───── Information shown

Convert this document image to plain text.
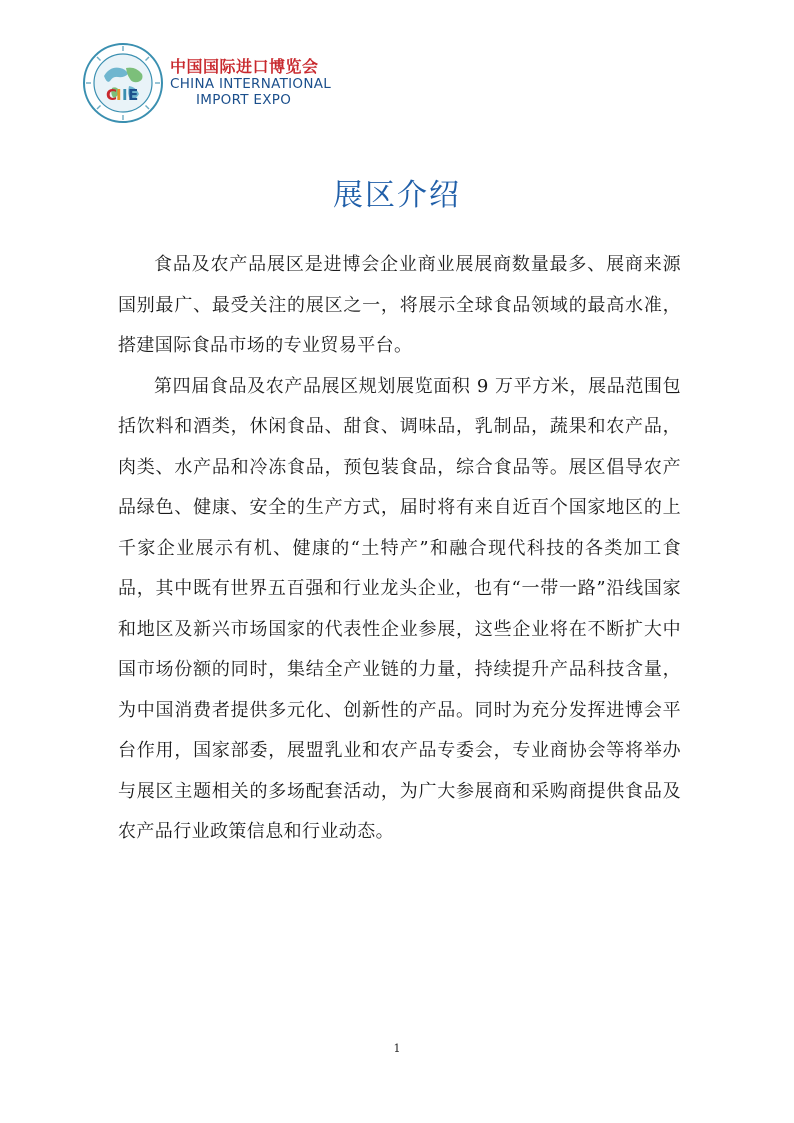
C
I I E
中国国际进口博览会
CHINA INTERNATIONAL
IMPORT EXPO
展区介绍

食品及农产品展区是进博会企业商业展展商数量最多、展商来源国别最广、最受关注的展区之一，将展示全球食品领域的最高水准，搭建国际食品市场的专业贸易平台。

第四届食品及农产品展区规划展览面积 9 万平方米，展品范围包括饮料和酒类，休闲食品、甜食、调味品，乳制品，蔬果和农产品，肉类、水产品和冷冻食品，预包装食品，综合食品等。展区倡导农产品绿色、健康、安全的生产方式，届时将有来自近百个国家地区的上千家企业展示有机、健康的“土特产”和融合现代科技的各类加工食品，其中既有世界五百强和行业龙头企业，也有“一带一路”沿线国家和地区及新兴市场国家的代表性企业参展，这些企业将在不断扩大中国市场份额的同时，集结全产业链的力量，持续提升产品科技含量，为中国消费者提供多元化、创新性的产品。同时为充分发挥进博会平台作用，国家部委，展盟乳业和农产品专委会，专业商协会等将举办与展区主题相关的多场配套活动，为广大参展商和采购商提供食品及农产品行业政策信息和行业动态。

1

──────────

What to do
Repeat all the records above exactly, leaving out any pictures.

Written reply
Convert this document image to plain text.
C
I I E
中国国际进口博览会
CHINA INTERNATIONAL
IMPORT EXPO
展区介绍

食品及农产品展区是进博会企业商业展展商数量最多、展商来源国别最广、最受关注的展区之一，将展示全球食品领域的最高水准，搭建国际食品市场的专业贸易平台。

第四届食品及农产品展区规划展览面积 9 万平方米，展品范围包括饮料和酒类，休闲食品、甜食、调味品，乳制品，蔬果和农产品，肉类、水产品和冷冻食品，预包装食品，综合食品等。展区倡导农产品绿色、健康、安全的生产方式，届时将有来自近百个国家地区的上千家企业展示有机、健康的“土特产”和融合现代科技的各类加工食品，其中既有世界五百强和行业龙头企业，也有“一带一路”沿线国家和地区及新兴市场国家的代表性企业参展，这些企业将在不断扩大中国市场份额的同时，集结全产业链的力量，持续提升产品科技含量，为中国消费者提供多元化、创新性的产品。同时为充分发挥进博会平台作用，国家部委，展盟乳业和农产品专委会，专业商协会等将举办与展区主题相关的多场配套活动，为广大参展商和采购商提供食品及农产品行业政策信息和行业动态。

1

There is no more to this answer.